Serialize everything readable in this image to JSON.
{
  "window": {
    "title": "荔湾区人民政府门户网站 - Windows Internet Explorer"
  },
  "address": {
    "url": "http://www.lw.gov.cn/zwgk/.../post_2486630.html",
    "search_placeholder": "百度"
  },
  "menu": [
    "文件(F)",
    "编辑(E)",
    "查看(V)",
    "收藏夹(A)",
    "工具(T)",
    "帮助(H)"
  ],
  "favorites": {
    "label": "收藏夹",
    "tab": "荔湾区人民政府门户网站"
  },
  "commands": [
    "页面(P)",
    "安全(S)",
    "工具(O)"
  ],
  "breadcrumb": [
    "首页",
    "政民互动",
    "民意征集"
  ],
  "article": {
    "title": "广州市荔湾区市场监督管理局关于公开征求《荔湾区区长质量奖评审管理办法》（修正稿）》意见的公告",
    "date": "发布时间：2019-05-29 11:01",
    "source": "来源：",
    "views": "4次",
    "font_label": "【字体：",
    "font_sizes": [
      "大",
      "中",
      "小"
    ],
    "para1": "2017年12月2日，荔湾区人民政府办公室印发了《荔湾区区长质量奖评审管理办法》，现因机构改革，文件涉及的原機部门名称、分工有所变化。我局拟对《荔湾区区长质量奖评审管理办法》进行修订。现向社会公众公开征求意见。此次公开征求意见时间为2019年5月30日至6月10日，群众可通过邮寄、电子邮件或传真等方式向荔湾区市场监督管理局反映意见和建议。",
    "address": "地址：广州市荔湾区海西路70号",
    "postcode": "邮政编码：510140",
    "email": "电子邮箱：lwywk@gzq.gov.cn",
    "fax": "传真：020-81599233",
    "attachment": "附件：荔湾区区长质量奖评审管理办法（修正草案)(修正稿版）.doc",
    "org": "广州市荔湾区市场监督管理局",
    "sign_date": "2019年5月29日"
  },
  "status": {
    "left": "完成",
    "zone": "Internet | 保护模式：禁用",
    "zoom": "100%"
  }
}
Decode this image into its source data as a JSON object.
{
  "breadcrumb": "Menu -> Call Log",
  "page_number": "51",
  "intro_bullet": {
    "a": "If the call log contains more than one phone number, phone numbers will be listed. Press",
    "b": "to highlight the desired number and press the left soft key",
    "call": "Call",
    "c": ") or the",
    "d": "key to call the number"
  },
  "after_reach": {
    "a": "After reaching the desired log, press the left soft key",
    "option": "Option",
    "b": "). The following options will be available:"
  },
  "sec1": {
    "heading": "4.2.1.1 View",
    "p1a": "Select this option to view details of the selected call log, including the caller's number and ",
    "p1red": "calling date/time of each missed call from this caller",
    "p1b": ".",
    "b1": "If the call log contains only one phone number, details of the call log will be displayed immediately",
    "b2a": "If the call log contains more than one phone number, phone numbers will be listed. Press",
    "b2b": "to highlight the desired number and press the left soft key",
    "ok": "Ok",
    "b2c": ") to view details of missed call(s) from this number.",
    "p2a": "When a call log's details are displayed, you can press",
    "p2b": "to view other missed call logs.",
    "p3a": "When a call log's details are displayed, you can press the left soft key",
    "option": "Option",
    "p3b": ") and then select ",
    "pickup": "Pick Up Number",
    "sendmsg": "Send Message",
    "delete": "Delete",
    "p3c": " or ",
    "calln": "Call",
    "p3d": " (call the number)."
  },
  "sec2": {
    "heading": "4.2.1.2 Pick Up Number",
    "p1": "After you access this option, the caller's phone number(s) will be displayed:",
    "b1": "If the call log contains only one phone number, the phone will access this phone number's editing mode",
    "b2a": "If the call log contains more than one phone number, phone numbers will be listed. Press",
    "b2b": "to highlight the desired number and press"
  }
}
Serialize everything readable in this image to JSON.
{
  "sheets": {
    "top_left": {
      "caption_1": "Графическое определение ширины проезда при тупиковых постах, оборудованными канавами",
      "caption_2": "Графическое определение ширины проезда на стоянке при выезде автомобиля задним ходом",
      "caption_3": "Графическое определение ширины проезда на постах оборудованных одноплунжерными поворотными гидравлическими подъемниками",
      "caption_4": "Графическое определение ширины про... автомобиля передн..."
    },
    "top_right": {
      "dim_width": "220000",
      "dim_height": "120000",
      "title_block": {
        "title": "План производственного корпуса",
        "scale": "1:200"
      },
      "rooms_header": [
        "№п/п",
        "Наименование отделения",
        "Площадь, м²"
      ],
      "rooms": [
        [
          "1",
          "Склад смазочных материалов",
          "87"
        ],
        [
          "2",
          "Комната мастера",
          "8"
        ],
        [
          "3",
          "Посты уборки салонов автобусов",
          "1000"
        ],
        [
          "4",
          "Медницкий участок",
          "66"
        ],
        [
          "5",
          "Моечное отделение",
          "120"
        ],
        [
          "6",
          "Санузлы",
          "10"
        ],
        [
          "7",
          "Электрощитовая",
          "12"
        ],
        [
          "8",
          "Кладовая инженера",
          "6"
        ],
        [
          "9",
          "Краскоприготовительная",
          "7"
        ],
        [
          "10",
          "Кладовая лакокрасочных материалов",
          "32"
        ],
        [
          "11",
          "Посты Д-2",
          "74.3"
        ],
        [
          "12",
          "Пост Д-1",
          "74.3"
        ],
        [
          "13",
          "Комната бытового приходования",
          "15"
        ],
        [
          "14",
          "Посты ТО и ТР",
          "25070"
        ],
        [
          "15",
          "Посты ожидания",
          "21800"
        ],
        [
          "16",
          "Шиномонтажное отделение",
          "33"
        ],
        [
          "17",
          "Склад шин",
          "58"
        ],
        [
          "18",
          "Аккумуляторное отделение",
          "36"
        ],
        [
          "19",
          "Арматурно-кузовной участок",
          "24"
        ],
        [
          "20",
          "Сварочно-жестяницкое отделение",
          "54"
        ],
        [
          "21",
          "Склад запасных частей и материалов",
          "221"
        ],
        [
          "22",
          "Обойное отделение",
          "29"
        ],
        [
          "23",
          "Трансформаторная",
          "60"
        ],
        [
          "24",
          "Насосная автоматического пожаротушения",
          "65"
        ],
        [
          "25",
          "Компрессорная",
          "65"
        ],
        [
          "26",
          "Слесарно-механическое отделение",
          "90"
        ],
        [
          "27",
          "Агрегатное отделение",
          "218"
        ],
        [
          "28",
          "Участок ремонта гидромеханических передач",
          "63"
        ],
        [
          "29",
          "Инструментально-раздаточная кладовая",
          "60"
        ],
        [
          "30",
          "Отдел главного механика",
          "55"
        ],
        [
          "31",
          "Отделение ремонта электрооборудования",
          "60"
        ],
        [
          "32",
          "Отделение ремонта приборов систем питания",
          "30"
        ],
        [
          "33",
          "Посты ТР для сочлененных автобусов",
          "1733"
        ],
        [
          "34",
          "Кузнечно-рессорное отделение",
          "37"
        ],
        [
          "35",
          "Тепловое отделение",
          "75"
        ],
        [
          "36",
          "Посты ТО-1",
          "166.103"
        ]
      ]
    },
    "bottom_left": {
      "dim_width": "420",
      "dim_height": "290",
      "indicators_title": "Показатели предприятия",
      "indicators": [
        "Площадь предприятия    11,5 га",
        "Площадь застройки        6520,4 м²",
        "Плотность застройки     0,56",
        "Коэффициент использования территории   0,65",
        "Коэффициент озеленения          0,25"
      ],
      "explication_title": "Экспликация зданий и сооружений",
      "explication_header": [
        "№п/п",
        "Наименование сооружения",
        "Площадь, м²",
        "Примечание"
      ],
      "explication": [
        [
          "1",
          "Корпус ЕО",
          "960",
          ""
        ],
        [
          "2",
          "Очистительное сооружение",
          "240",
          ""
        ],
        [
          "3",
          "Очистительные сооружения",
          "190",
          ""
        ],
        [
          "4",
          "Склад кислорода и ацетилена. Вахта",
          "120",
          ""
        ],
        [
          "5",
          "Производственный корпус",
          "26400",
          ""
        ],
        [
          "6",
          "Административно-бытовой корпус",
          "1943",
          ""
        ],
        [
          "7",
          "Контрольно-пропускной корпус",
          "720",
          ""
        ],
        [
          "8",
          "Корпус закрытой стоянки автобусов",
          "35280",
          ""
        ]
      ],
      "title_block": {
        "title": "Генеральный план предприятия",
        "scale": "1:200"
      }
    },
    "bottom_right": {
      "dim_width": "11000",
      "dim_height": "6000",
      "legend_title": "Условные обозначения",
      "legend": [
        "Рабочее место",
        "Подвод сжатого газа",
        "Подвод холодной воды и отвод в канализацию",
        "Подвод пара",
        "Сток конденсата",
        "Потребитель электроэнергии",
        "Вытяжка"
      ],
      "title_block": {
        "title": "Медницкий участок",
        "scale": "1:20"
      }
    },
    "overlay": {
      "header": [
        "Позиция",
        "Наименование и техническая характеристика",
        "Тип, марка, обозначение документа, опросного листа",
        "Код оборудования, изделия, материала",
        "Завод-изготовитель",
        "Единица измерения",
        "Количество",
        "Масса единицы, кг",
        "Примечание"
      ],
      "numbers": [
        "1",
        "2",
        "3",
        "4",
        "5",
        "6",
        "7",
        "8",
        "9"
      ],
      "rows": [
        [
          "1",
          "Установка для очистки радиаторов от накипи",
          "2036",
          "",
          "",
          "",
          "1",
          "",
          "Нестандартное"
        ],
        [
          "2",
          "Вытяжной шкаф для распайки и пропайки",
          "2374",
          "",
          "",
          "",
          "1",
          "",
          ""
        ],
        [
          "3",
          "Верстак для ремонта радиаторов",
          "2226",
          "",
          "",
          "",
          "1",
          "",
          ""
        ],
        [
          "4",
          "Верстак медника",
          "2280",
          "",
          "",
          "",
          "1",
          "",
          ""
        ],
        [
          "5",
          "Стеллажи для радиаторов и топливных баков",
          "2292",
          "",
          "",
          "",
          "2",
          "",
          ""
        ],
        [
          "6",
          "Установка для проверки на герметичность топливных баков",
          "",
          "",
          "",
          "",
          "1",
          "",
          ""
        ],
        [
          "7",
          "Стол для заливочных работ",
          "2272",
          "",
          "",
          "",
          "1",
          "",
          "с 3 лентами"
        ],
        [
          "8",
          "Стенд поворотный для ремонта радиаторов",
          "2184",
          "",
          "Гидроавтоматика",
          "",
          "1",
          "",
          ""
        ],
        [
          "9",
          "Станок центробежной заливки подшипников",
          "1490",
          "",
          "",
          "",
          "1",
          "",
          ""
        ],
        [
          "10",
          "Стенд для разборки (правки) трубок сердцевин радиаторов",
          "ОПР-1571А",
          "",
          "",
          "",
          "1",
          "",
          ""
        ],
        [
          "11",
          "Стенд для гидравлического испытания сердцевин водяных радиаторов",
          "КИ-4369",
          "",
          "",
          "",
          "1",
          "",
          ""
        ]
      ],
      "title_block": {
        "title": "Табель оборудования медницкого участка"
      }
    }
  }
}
*-*-*
WORK REQUIRED:
Copy every line of the material in which the word "When" occurs.

RESULT FOR THIS TASK:
    "p2a": "When a call log's details are displayed, you can press",
    "p3a": "When a call log's details are displayed, you can press the left soft key",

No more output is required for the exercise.